Every line with the string "Thanks" should be gathered.

---- Input for this task

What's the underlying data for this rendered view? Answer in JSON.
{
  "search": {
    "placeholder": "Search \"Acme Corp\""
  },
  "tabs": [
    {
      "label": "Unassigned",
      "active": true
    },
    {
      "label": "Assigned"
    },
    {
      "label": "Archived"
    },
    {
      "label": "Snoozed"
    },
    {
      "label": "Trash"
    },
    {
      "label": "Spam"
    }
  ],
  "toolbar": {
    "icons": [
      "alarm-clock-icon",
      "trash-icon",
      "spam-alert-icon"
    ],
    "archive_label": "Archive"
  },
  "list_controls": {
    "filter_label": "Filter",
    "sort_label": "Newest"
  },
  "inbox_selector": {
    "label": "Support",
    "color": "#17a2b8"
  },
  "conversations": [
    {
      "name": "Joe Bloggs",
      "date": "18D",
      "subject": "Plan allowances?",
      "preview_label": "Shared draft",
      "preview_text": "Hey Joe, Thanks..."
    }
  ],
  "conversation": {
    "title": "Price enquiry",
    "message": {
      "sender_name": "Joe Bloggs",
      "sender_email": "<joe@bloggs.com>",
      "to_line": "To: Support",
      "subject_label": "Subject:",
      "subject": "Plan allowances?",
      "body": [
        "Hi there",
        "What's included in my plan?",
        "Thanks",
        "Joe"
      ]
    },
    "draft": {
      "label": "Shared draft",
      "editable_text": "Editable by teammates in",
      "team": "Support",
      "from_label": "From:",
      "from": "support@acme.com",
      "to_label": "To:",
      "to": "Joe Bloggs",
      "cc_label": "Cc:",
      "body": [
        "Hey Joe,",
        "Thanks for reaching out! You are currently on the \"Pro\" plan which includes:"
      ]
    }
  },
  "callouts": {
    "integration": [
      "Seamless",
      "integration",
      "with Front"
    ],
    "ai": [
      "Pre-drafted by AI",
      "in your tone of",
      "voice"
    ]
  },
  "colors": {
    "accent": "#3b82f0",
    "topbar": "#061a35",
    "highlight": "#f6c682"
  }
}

--------

== Complete output ==
      "preview_text": "Hey Joe, Thanks..."
        "Thanks",
        "Thanks for reaching out! You are currently on the \"Pro\" plan which includes:"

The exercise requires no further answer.